* [The request]: Across all the lines below, how many contain the string "discretion"? Please reply with the number only.

* [Exercise data]:

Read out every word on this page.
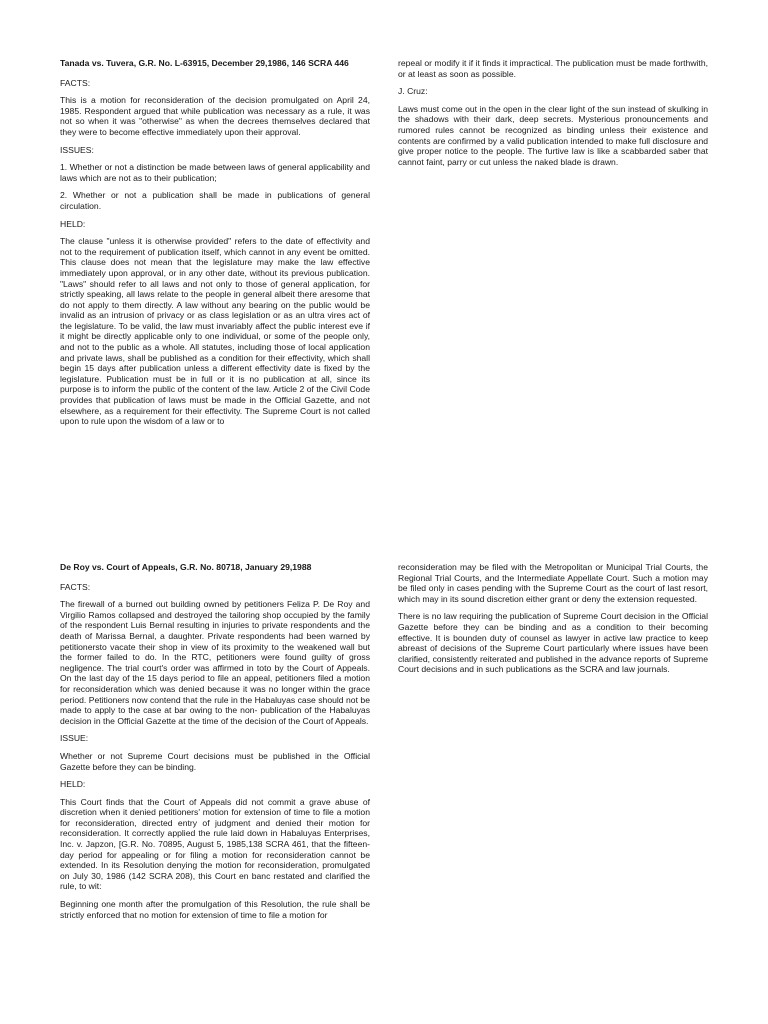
Tanada vs. Tuvera, G.R. No. L-63915, December 29,1986, 146 SCRA 446

FACTS:

This is a motion for reconsideration of the decision promulgated on April 24, 1985. Respondent argued that while publication was necessary as a rule, it was not so when it was "otherwise" as when the decrees themselves declared that they were to become effective immediately upon their approval.

ISSUES:

1. Whether or not a distinction be made between laws of general applicability and laws which are not as to their publication;

2. Whether or not a publication shall be made in publications of general circulation.

HELD:

The clause "unless it is otherwise provided" refers to the date of effectivity and not to the requirement of publication itself, which cannot in any event be omitted. This clause does not mean that the legislature may make the law effective immediately upon approval, or in any other date, without its previous publication. "Laws" should refer to all laws and not only to those of general application, for strictly speaking, all laws relate to the people in general albeit there aresome that do not apply to them directly. A law without any bearing on the public would be invalid as an intrusion of privacy or as class legislation or as an ultra vires act of the legislature. To be valid, the law must invariably affect the public interest eve if it might be directly applicable only to one individual, or some of the people only, and not to the public as a whole. All statutes, including those of local application and private laws, shall be published as a condition for their effectivity, which shall begin 15 days after publication unless a different effectivity date is fixed by the legislature. Publication must be in full or it is no publication at all, since its purpose is to inform the public of the content of the law. Article 2 of the Civil Code provides that publication of laws must be made in the Official Gazette, and not elsewhere, as a requirement for their effectivity. The Supreme Court is not called upon to rule upon the wisdom of a law or to

repeal or modify it if it finds it impractical. The publication must be made forthwith, or at least as soon as possible.

J. Cruz:

Laws must come out in the open in the clear light of the sun instead of skulking in the shadows with their dark, deep secrets. Mysterious pronouncements and rumored rules cannot be recognized as binding unless their existence and contents are confirmed by a valid publication intended to make full disclosure and give proper notice to the people. The furtive law is like a scabbarded saber that cannot faint, parry or cut unless the naked blade is drawn.

De Roy vs. Court of Appeals, G.R. No. 80718, January 29,1988

FACTS:

The firewall of a burned out building owned by petitioners Feliza P. De Roy and Virgilio Ramos collapsed and destroyed the tailoring shop occupied by the family of the respondent Luis Bernal resulting in injuries to private respondents and the death of Marissa Bernal, a daughter. Private respondents had been warned by petitionersto vacate their shop in view of its proximity to the weakened wall but the former failed to do. In the RTC, petitioners were found guilty of gross negligence. The trial court's order was affirmed in toto by the Court of Appeals. On the last day of the 15 days period to file an appeal, petitioners filed a motion for reconsideration which was denied because it was no longer within the grace period. Petitioners now contend that the rule in the Habaluyas case should not be made to apply to the case at bar owing to the non- publication of the Habaluyas decision in the Official Gazette at the time of the decision of the Court of Appeals.

ISSUE:

Whether or not Supreme Court decisions must be published in the Official Gazette before they can be binding.

HELD:

This Court finds that the Court of Appeals did not commit a grave abuse of discretion when it denied petitioners' motion for extension of time to file a motion for reconsideration, directed entry of judgment and denied their motion for reconsideration. It correctly applied the rule laid down in Habaluyas Enterprises, Inc. v. Japzon, [G.R. No. 70895, August 5, 1985,138 SCRA 461, that the fifteen- day period for appealing or for filing a motion for reconsideration cannot be extended. In its Resolution denying the motion for reconsideration, promulgated on July 30, 1986 (142 SCRA 208), this Court en banc restated and clarified the rule, to wit:

Beginning one month after the promulgation of this Resolution, the rule shall be strictly enforced that no motion for extension of time to file a motion for

reconsideration may be filed with the Metropolitan or Municipal Trial Courts, the Regional Trial Courts, and the Intermediate Appellate Court. Such a motion may be filed only in cases pending with the Supreme Court as the court of last resort, which may in its sound discretion either grant or deny the extension requested.

There is no law requiring the publication of Supreme Court decision in the Official Gazette before they can be binding and as a condition to their becoming effective. It is bounden duty of counsel as lawyer in active law practice to keep abreast of decisions of the Supreme Court particularly where issues have been clarified, consistently reiterated and published in the advance reports of Supreme Court decisions and in such publications as the SCRA and law journals.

* [Reply to the exercise]: 2